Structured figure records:
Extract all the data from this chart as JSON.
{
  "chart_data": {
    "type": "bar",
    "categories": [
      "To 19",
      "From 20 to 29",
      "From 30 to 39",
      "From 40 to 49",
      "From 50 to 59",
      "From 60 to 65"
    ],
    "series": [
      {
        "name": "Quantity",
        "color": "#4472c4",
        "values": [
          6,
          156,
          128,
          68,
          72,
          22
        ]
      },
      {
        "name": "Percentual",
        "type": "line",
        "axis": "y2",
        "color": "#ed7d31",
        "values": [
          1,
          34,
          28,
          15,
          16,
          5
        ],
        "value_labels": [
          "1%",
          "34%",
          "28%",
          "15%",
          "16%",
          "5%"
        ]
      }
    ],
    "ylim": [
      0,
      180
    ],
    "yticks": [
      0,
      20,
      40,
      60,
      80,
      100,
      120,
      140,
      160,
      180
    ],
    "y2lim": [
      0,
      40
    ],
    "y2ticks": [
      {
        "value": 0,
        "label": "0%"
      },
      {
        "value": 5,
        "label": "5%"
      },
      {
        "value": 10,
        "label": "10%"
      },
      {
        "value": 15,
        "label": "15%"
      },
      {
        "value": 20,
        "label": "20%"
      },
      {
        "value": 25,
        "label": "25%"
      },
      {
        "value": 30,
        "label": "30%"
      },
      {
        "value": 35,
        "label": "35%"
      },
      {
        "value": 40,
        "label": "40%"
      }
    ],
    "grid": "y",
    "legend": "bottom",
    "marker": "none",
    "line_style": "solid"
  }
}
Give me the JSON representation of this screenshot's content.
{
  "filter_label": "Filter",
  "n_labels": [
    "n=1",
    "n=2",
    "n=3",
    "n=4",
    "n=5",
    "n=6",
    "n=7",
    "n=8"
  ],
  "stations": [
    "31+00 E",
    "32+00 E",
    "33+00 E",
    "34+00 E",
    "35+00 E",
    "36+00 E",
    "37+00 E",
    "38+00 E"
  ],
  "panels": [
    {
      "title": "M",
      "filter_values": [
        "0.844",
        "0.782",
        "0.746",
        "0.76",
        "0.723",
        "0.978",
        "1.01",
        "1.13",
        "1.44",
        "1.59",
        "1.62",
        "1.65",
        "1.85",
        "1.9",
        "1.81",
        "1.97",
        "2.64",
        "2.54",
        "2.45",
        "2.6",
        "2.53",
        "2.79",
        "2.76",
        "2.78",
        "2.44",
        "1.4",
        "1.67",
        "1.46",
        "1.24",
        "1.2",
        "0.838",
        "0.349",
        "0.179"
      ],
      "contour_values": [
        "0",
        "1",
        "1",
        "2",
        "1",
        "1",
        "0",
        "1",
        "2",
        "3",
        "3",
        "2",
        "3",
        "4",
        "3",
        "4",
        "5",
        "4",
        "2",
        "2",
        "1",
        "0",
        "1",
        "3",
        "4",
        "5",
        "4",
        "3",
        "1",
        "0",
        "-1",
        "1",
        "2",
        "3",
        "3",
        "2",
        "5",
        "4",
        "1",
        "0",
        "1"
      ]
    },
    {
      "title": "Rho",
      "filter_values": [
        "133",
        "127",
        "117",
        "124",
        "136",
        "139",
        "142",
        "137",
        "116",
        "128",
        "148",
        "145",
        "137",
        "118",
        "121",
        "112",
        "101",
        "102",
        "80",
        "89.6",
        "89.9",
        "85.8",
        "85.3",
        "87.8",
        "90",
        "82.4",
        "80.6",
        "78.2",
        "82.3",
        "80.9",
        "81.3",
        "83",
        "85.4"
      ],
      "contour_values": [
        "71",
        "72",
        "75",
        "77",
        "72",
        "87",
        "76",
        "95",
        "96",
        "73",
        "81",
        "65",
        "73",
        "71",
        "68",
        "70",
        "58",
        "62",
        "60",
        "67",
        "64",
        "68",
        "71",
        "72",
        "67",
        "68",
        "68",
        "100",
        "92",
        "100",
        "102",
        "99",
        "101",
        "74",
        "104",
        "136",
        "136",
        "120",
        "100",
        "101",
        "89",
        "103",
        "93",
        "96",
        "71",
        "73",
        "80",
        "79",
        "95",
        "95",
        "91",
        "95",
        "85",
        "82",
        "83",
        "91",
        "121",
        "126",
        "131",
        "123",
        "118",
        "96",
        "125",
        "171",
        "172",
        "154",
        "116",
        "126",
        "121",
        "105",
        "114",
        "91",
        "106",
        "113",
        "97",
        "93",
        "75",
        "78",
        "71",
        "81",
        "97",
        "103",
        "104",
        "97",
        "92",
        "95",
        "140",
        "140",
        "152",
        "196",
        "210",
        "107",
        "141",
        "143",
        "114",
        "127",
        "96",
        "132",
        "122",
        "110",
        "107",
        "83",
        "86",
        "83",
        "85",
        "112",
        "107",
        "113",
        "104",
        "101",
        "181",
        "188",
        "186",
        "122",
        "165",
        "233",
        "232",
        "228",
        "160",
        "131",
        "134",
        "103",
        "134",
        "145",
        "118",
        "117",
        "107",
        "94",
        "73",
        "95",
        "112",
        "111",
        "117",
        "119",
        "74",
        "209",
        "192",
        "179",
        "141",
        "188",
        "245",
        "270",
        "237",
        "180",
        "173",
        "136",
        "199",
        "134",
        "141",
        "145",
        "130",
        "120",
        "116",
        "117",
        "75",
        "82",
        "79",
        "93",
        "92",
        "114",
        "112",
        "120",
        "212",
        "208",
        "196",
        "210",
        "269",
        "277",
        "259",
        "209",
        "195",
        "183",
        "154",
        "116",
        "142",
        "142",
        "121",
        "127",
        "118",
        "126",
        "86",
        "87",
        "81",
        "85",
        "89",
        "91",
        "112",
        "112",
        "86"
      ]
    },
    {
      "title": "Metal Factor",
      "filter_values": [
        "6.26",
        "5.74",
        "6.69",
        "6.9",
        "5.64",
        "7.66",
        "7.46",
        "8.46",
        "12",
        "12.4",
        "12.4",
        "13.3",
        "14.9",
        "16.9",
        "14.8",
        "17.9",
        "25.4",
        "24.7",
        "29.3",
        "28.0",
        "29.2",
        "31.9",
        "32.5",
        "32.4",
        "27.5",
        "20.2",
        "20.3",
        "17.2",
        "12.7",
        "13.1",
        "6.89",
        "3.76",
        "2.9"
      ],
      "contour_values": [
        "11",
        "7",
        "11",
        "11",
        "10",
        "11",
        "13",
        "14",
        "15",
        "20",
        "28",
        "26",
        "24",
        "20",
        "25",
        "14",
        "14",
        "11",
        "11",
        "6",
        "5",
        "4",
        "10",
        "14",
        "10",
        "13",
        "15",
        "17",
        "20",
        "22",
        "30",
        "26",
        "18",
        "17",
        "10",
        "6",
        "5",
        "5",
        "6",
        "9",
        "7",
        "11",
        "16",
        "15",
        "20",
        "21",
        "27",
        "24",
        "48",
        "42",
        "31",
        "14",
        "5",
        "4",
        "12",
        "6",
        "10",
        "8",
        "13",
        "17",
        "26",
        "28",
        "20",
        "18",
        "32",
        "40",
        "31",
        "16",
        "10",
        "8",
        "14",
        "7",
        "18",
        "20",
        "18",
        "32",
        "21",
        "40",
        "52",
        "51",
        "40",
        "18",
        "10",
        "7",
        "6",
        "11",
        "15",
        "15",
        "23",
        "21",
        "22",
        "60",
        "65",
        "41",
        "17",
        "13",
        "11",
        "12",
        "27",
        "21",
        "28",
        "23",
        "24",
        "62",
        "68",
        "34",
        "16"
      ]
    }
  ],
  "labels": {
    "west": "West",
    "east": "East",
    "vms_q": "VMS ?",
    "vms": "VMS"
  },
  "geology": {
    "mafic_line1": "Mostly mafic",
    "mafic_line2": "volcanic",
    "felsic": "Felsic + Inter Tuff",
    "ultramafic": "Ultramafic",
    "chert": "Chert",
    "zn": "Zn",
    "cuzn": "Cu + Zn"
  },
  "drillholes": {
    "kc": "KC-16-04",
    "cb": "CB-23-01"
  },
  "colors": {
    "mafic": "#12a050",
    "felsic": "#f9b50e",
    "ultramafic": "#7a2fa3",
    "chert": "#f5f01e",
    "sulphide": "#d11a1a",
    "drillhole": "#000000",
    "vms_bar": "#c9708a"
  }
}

**Short exercise**
Copy all lines in the listing above where the string "JSON" appears.

**Reply to the exercise**
Extract all the data from this chart as JSON.
Give me the JSON representation of this screenshot's content.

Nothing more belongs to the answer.